(Dataset entries)
- - -

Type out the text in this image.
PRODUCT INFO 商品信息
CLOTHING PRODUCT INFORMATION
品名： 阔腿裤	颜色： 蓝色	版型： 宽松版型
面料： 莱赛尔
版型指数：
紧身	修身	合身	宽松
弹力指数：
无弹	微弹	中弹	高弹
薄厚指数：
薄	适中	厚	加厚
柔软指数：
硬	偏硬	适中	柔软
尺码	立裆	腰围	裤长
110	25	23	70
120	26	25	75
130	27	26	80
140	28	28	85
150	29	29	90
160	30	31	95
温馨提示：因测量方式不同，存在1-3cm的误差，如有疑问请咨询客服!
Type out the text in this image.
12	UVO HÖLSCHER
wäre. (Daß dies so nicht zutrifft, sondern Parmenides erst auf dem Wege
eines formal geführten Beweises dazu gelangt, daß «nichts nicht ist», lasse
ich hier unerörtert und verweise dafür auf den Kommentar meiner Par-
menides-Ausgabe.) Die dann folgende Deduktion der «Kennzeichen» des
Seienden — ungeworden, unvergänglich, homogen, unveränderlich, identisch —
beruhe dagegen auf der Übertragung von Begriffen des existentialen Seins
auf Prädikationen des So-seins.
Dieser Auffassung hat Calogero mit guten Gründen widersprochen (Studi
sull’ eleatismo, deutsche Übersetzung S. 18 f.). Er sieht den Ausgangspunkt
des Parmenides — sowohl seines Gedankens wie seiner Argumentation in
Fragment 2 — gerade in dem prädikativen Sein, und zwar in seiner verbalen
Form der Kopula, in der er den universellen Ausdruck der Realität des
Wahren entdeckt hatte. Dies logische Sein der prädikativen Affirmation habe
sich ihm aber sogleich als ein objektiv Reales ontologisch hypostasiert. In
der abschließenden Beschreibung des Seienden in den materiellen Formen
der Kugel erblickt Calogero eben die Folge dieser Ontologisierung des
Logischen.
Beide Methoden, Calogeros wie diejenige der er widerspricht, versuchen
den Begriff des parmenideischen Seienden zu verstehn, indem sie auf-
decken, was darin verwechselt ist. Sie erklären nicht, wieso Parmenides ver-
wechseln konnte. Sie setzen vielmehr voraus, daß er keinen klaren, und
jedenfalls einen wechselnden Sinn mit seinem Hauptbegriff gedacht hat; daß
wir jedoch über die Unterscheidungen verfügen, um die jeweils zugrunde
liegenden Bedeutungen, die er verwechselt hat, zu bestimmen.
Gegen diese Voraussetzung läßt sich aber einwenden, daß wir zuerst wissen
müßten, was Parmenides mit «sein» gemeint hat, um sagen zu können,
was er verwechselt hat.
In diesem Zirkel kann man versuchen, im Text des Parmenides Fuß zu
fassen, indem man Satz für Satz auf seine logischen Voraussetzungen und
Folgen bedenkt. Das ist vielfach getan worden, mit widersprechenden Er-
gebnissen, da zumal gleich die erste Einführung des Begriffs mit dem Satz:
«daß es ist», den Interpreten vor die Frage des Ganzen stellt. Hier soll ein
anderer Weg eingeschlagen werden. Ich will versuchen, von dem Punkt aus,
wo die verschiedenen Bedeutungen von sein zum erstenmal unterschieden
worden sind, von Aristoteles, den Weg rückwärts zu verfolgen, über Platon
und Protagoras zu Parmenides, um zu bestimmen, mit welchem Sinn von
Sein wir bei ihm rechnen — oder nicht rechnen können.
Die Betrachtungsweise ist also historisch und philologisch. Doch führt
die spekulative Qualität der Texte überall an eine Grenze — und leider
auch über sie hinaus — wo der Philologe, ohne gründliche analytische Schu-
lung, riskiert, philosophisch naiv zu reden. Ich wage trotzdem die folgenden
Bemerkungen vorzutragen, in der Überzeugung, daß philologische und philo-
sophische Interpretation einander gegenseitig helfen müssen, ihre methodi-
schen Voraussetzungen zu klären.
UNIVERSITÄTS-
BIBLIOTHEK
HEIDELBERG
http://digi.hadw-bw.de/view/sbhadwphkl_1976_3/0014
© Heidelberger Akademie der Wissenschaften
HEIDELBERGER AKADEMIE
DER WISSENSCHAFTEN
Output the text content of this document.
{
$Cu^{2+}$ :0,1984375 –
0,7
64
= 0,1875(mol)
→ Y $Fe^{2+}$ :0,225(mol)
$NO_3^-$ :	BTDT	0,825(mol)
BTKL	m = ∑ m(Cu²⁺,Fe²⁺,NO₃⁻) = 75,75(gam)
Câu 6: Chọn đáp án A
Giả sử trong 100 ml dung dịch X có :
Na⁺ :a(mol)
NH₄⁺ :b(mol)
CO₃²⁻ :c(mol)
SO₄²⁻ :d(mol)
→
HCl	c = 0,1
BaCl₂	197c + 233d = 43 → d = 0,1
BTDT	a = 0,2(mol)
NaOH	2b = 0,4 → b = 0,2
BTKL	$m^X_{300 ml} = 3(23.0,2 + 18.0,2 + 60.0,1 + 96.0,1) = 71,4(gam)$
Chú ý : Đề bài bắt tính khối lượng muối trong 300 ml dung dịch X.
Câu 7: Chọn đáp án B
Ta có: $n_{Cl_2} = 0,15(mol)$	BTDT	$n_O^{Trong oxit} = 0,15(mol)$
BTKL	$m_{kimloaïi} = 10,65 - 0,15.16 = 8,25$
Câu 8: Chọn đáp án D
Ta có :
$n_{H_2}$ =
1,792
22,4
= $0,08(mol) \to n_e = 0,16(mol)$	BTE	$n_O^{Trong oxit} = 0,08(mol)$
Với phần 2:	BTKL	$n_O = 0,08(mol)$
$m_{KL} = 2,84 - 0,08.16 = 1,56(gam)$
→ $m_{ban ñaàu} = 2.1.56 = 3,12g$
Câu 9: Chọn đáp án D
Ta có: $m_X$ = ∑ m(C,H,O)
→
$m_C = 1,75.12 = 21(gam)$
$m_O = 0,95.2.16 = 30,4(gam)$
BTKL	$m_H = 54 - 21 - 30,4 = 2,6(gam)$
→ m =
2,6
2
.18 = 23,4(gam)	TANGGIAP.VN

- - -

Please restate the records in full, word for word.

Type out the text in this image.
PRODUCT INFO 商品信息
CLOTHING PRODUCT INFORMATION
品名： 阔腿裤	颜色： 蓝色	版型： 宽松版型
面料： 莱赛尔
版型指数：
紧身	修身	合身	宽松
弹力指数：
无弹	微弹	中弹	高弹
薄厚指数：
薄	适中	厚	加厚
柔软指数：
硬	偏硬	适中	柔软
尺码	立裆	腰围	裤长
110	25	23	70
120	26	25	75
130	27	26	80
140	28	28	85
150	29	29	90
160	30	31	95
温馨提示：因测量方式不同，存在1-3cm的误差，如有疑问请咨询客服!
Type out the text in this image.
12	UVO HÖLSCHER
wäre. (Daß dies so nicht zutrifft, sondern Parmenides erst auf dem Wege
eines formal geführten Beweises dazu gelangt, daß «nichts nicht ist», lasse
ich hier unerörtert und verweise dafür auf den Kommentar meiner Par-
menides-Ausgabe.) Die dann folgende Deduktion der «Kennzeichen» des
Seienden — ungeworden, unvergänglich, homogen, unveränderlich, identisch —
beruhe dagegen auf der Übertragung von Begriffen des existentialen Seins
auf Prädikationen des So-seins.
Dieser Auffassung hat Calogero mit guten Gründen widersprochen (Studi
sull’ eleatismo, deutsche Übersetzung S. 18 f.). Er sieht den Ausgangspunkt
des Parmenides — sowohl seines Gedankens wie seiner Argumentation in
Fragment 2 — gerade in dem prädikativen Sein, und zwar in seiner verbalen
Form der Kopula, in der er den universellen Ausdruck der Realität des
Wahren entdeckt hatte. Dies logische Sein der prädikativen Affirmation habe
sich ihm aber sogleich als ein objektiv Reales ontologisch hypostasiert. In
der abschließenden Beschreibung des Seienden in den materiellen Formen
der Kugel erblickt Calogero eben die Folge dieser Ontologisierung des
Logischen.
Beide Methoden, Calogeros wie diejenige der er widerspricht, versuchen
den Begriff des parmenideischen Seienden zu verstehn, indem sie auf-
decken, was darin verwechselt ist. Sie erklären nicht, wieso Parmenides ver-
wechseln konnte. Sie setzen vielmehr voraus, daß er keinen klaren, und
jedenfalls einen wechselnden Sinn mit seinem Hauptbegriff gedacht hat; daß
wir jedoch über die Unterscheidungen verfügen, um die jeweils zugrunde
liegenden Bedeutungen, die er verwechselt hat, zu bestimmen.
Gegen diese Voraussetzung läßt sich aber einwenden, daß wir zuerst wissen
müßten, was Parmenides mit «sein» gemeint hat, um sagen zu können,
was er verwechselt hat.
In diesem Zirkel kann man versuchen, im Text des Parmenides Fuß zu
fassen, indem man Satz für Satz auf seine logischen Voraussetzungen und
Folgen bedenkt. Das ist vielfach getan worden, mit widersprechenden Er-
gebnissen, da zumal gleich die erste Einführung des Begriffs mit dem Satz:
«daß es ist», den Interpreten vor die Frage des Ganzen stellt. Hier soll ein
anderer Weg eingeschlagen werden. Ich will versuchen, von dem Punkt aus,
wo die verschiedenen Bedeutungen von sein zum erstenmal unterschieden
worden sind, von Aristoteles, den Weg rückwärts zu verfolgen, über Platon
und Protagoras zu Parmenides, um zu bestimmen, mit welchem Sinn von
Sein wir bei ihm rechnen — oder nicht rechnen können.
Die Betrachtungsweise ist also historisch und philologisch. Doch führt
die spekulative Qualität der Texte überall an eine Grenze — und leider
auch über sie hinaus — wo der Philologe, ohne gründliche analytische Schu-
lung, riskiert, philosophisch naiv zu reden. Ich wage trotzdem die folgenden
Bemerkungen vorzutragen, in der Überzeugung, daß philologische und philo-
sophische Interpretation einander gegenseitig helfen müssen, ihre methodi-
schen Voraussetzungen zu klären.
UNIVERSITÄTS-
BIBLIOTHEK
HEIDELBERG
http://digi.hadw-bw.de/view/sbhadwphkl_1976_3/0014
© Heidelberger Akademie der Wissenschaften
HEIDELBERGER AKADEMIE
DER WISSENSCHAFTEN
Output the text content of this document.
{
$Cu^{2+}$ :0,1984375 –
0,7
64
= 0,1875(mol)
→ Y $Fe^{2+}$ :0,225(mol)
$NO_3^-$ :	BTDT	0,825(mol)
BTKL	m = ∑ m(Cu²⁺,Fe²⁺,NO₃⁻) = 75,75(gam)
Câu 6: Chọn đáp án A
Giả sử trong 100 ml dung dịch X có :
Na⁺ :a(mol)
NH₄⁺ :b(mol)
CO₃²⁻ :c(mol)
SO₄²⁻ :d(mol)
→
HCl	c = 0,1
BaCl₂	197c + 233d = 43 → d = 0,1
BTDT	a = 0,2(mol)
NaOH	2b = 0,4 → b = 0,2
BTKL	$m^X_{300 ml} = 3(23.0,2 + 18.0,2 + 60.0,1 + 96.0,1) = 71,4(gam)$
Chú ý : Đề bài bắt tính khối lượng muối trong 300 ml dung dịch X.
Câu 7: Chọn đáp án B
Ta có: $n_{Cl_2} = 0,15(mol)$	BTDT	$n_O^{Trong oxit} = 0,15(mol)$
BTKL	$m_{kimloaïi} = 10,65 - 0,15.16 = 8,25$
Câu 8: Chọn đáp án D
Ta có :
$n_{H_2}$ =
1,792
22,4
= $0,08(mol) \to n_e = 0,16(mol)$	BTE	$n_O^{Trong oxit} = 0,08(mol)$
Với phần 2:	BTKL	$n_O = 0,08(mol)$
$m_{KL} = 2,84 - 0,08.16 = 1,56(gam)$
→ $m_{ban ñaàu} = 2.1.56 = 3,12g$
Câu 9: Chọn đáp án D
Ta có: $m_X$ = ∑ m(C,H,O)
→
$m_C = 1,75.12 = 21(gam)$
$m_O = 0,95.2.16 = 30,4(gam)$
BTKL	$m_H = 54 - 21 - 30,4 = 2,6(gam)$
→ m =
2,6
2
.18 = 23,4(gam)	TANGGIAP.VN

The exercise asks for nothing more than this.